What the task requires. Below are the records; reproduce all of them exactly but without any images.
++++++++
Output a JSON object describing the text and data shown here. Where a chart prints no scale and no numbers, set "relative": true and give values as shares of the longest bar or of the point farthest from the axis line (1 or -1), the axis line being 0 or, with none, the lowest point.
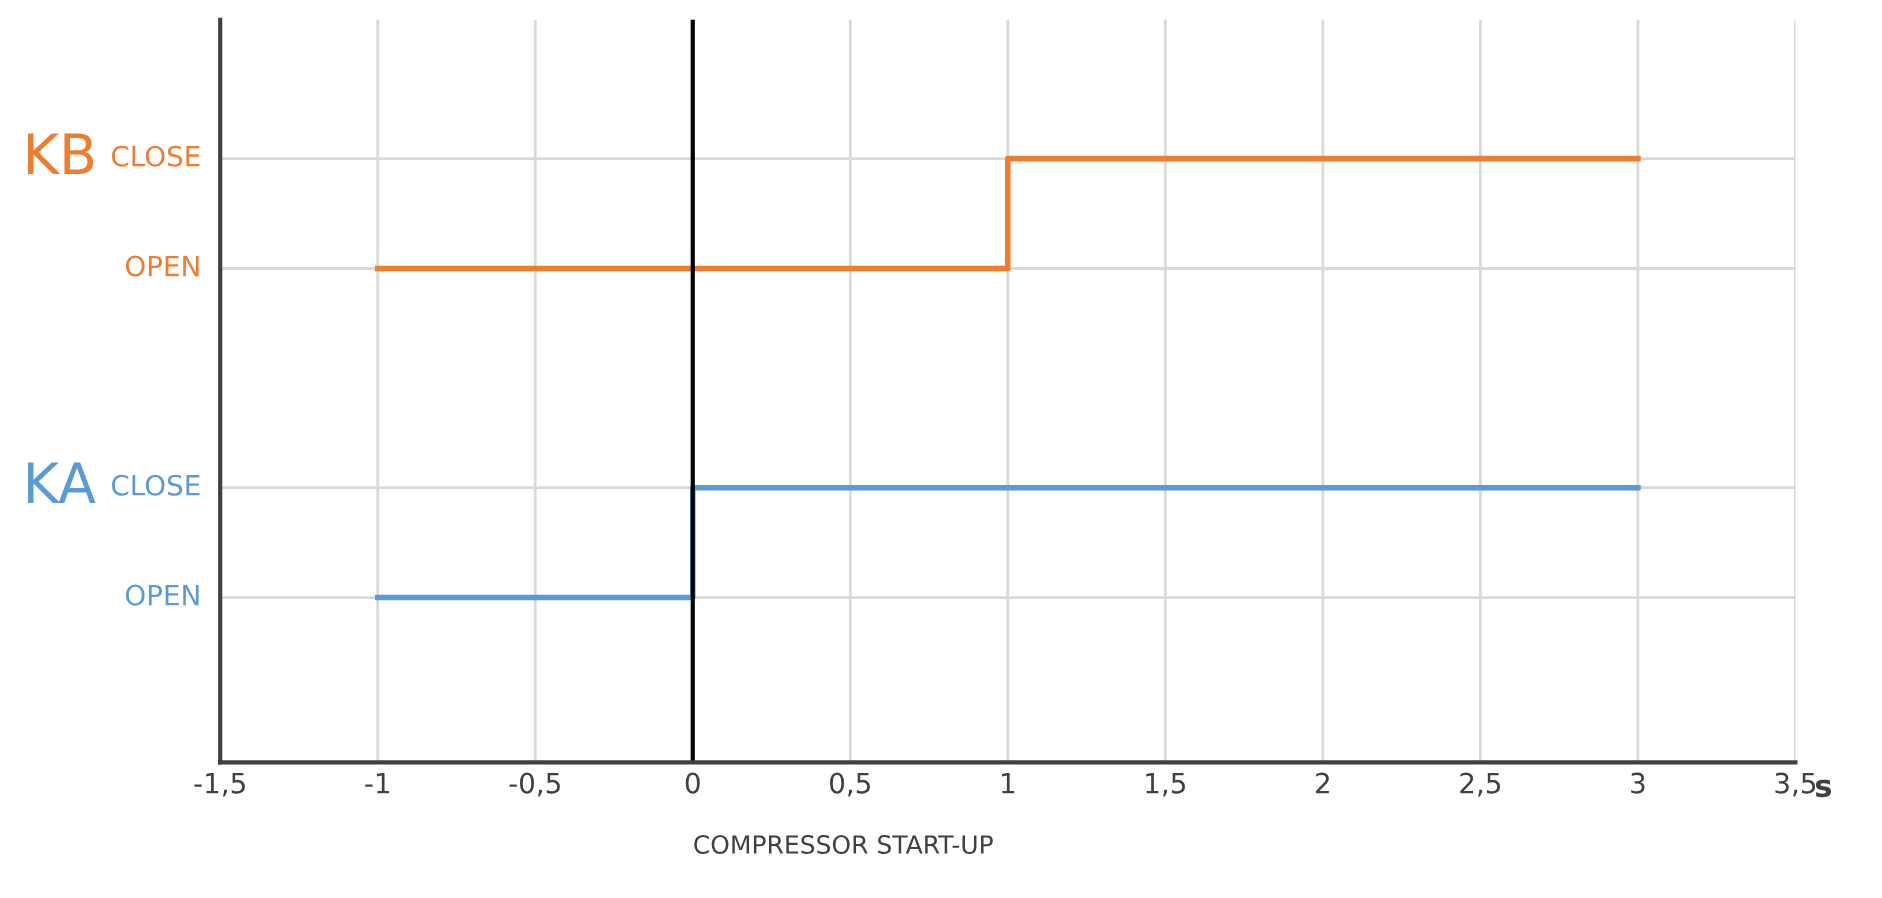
{
  "chart_data": {
    "type": "step",
    "xlabel": "s",
    "relative": true,
    "xlim": [
      -1.5,
      3.5
    ],
    "xticks": [
      {
        "value": -1.5,
        "label": "-1,5"
      },
      -1,
      {
        "value": -0.5,
        "label": "-0,5"
      },
      0,
      {
        "value": 0.5,
        "label": "0,5"
      },
      1,
      {
        "value": 1.5,
        "label": "1,5"
      },
      2,
      {
        "value": 2.5,
        "label": "2,5"
      },
      3,
      {
        "value": 3.5,
        "label": "3,5"
      }
    ],
    "series": [
      {
        "name": "KB",
        "color": "#ed7d31",
        "x": [
          -1,
          1,
          3
        ],
        "values": [
          0.818,
          1,
          1
        ]
      },
      {
        "name": "KA",
        "color": "#5b9bd5",
        "x": [
          -1,
          0,
          3
        ],
        "values": [
          0.273,
          0.455,
          0.455
        ]
      }
    ],
    "annotations": [
      "OPEN",
      "CLOSE",
      "OPEN",
      "CLOSE"
    ],
    "ref_lines": [
      {
        "axis": "x",
        "value": 0,
        "label": "COMPRESSOR START-UP",
        "color": "#000000"
      }
    ],
    "grid": true
  }
}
++++++++
Response below.
Output a JSON object describing the text and data shown here. Where a chart prints no scale and no numbers, set "relative": true and give values as shares of the longest bar or of the point farthest from the axis line (1 or -1), the axis line being 0 or, with none, the lowest point.
{
  "chart_data": {
    "type": "step",
    "xlabel": "s",
    "relative": true,
    "xlim": [
      -1.5,
      3.5
    ],
    "xticks": [
      {
        "value": -1.5,
        "label": "-1,5"
      },
      -1,
      {
        "value": -0.5,
        "label": "-0,5"
      },
      0,
      {
        "value": 0.5,
        "label": "0,5"
      },
      1,
      {
        "value": 1.5,
        "label": "1,5"
      },
      2,
      {
        "value": 2.5,
        "label": "2,5"
      },
      3,
      {
        "value": 3.5,
        "label": "3,5"
      }
    ],
    "series": [
      {
        "name": "KB",
        "color": "#ed7d31",
        "x": [
          -1,
          1,
          3
        ],
        "values": [
          0.818,
          1,
          1
        ]
      },
      {
        "name": "KA",
        "color": "#5b9bd5",
        "x": [
          -1,
          0,
          3
        ],
        "values": [
          0.273,
          0.455,
          0.455
        ]
      }
    ],
    "annotations": [
      "OPEN",
      "CLOSE",
      "OPEN",
      "CLOSE"
    ],
    "ref_lines": [
      {
        "axis": "x",
        "value": 0,
        "label": "COMPRESSOR START-UP",
        "color": "#000000"
      }
    ],
    "grid": true
  }
}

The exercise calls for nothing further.